(GIVEN PROBLEM)
Each line that contains the string "text" counts once; report how many such lines appear in the data, as a number only.

(Figure content listings)
++++++++

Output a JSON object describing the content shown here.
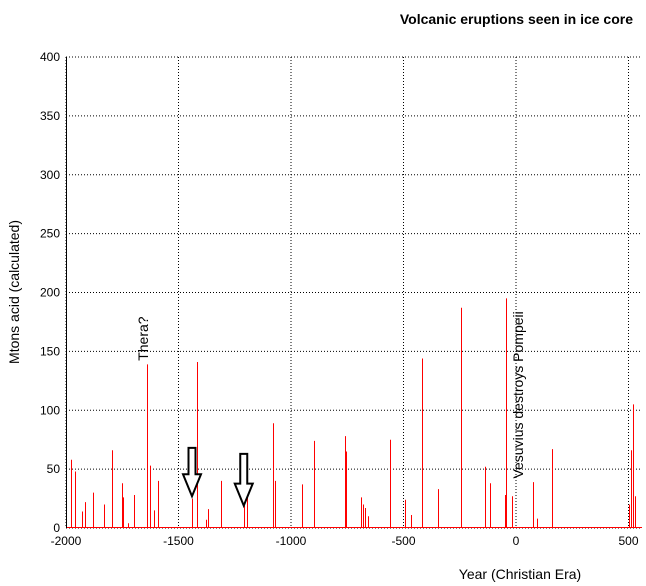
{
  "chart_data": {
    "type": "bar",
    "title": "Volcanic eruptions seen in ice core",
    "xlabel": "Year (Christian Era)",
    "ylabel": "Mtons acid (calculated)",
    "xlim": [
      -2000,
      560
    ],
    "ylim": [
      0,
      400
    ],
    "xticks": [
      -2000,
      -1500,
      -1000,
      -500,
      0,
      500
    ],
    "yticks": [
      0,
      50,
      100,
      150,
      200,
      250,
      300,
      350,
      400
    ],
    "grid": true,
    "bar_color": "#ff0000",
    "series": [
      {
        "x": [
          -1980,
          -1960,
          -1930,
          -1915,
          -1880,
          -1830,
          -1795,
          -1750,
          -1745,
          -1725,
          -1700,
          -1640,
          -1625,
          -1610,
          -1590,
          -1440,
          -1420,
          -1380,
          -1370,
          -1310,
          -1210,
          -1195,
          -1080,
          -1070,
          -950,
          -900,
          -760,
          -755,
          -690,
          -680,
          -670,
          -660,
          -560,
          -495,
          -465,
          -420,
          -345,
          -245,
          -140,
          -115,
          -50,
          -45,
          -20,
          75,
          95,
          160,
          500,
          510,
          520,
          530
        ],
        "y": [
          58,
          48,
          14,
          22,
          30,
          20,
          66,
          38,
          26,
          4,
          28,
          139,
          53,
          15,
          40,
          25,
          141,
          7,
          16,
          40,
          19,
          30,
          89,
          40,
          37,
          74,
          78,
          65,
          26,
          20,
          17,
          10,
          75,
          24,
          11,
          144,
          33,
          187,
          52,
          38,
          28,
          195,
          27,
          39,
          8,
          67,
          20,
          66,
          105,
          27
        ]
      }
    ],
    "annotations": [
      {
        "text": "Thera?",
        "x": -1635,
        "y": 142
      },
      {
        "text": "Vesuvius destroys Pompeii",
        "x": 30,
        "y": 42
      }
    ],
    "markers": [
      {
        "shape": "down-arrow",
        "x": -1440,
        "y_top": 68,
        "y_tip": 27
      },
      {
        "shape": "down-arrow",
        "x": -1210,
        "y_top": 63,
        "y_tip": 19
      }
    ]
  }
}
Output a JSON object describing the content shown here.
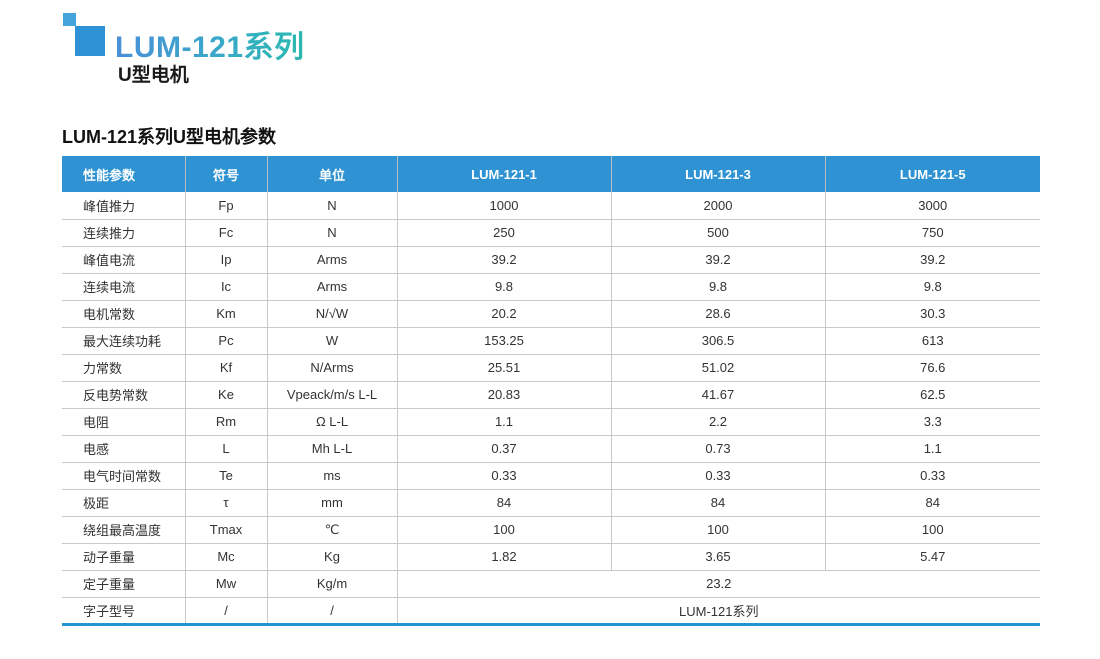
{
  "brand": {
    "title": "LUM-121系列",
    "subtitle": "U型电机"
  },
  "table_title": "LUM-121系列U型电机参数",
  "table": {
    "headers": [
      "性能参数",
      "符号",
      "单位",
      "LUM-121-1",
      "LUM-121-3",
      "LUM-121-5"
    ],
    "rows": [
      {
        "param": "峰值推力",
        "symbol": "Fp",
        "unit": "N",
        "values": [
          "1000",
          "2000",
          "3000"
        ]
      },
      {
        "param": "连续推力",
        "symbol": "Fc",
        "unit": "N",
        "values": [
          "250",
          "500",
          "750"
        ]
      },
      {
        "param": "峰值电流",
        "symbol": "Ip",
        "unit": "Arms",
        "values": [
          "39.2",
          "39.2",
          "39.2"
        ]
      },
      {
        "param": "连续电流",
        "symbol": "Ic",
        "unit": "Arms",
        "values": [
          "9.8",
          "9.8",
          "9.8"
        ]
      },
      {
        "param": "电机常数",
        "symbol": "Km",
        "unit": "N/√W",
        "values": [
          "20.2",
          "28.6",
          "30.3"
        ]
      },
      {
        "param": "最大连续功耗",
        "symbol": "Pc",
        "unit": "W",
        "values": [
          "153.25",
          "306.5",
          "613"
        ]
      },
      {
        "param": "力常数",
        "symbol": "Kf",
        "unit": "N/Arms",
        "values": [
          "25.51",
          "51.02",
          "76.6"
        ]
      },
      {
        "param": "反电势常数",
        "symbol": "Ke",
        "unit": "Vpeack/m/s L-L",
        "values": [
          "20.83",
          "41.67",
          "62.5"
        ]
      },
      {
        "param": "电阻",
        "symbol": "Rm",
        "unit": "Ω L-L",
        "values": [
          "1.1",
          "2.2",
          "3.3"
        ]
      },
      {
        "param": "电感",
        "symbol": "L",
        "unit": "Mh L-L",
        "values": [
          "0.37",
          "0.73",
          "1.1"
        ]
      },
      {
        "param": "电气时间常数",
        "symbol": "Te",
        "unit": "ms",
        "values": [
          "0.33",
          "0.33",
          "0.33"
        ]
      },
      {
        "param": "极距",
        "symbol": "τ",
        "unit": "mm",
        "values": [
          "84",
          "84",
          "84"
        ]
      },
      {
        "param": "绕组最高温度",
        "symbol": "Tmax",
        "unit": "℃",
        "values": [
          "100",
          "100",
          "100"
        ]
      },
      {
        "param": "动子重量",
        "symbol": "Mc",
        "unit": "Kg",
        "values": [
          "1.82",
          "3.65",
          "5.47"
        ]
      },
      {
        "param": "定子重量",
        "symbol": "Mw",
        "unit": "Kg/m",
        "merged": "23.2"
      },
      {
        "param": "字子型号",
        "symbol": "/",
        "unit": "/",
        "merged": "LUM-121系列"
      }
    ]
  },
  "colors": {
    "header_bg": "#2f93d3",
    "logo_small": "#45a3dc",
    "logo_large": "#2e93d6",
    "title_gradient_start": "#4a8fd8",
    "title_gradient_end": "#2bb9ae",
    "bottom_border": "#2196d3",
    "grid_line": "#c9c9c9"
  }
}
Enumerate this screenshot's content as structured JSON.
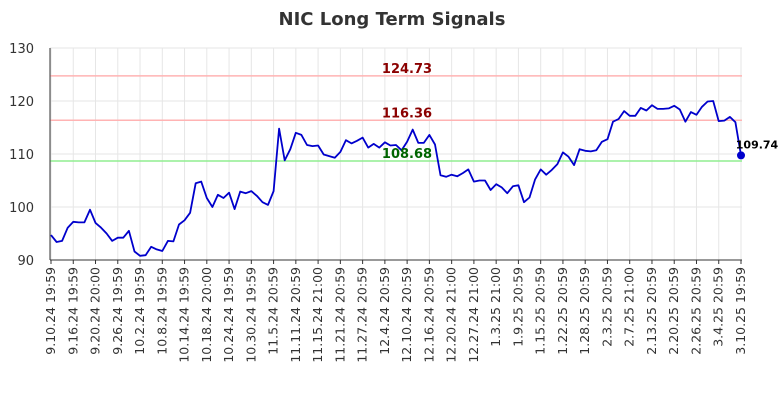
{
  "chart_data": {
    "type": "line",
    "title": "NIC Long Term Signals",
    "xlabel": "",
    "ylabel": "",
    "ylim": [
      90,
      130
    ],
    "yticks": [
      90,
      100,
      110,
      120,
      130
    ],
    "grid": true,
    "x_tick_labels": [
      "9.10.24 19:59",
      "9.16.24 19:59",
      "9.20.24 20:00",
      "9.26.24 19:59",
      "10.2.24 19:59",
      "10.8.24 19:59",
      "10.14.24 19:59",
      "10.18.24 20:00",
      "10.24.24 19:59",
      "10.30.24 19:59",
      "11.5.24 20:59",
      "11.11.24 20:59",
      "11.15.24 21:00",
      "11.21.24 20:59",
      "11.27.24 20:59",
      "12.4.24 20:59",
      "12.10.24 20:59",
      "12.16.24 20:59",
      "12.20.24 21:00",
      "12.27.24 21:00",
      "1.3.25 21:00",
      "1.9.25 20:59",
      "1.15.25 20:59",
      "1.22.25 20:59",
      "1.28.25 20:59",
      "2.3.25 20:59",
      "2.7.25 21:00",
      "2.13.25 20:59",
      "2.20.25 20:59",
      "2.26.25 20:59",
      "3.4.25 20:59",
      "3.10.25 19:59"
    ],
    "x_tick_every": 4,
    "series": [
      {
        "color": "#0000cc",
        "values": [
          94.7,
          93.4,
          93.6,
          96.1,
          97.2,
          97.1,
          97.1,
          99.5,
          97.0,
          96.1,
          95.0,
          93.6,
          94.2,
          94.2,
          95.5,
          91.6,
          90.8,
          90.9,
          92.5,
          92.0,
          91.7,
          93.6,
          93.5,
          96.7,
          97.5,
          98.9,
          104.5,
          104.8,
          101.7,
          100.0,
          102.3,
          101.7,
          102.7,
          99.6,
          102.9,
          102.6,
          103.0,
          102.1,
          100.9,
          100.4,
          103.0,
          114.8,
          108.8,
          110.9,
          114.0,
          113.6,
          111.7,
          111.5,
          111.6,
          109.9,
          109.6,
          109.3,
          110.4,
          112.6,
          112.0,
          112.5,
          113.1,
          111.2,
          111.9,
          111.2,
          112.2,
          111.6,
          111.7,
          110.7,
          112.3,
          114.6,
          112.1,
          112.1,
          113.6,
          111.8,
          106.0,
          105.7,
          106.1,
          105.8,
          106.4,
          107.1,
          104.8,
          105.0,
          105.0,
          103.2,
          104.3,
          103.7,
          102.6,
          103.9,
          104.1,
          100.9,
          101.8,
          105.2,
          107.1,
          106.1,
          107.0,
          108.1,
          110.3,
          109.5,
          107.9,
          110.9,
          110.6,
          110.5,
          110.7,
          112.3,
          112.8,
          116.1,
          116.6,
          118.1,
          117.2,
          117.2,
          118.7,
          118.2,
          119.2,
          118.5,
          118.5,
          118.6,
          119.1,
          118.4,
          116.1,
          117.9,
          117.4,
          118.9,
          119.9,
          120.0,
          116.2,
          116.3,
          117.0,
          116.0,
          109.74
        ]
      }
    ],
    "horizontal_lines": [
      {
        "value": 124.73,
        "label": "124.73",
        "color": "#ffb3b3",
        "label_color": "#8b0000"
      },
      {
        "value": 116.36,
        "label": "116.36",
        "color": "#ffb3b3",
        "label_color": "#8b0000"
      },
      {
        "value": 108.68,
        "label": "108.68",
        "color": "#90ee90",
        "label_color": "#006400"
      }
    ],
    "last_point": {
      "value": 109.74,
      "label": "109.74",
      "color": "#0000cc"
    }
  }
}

++++++++

(WORKED ANSWER)
2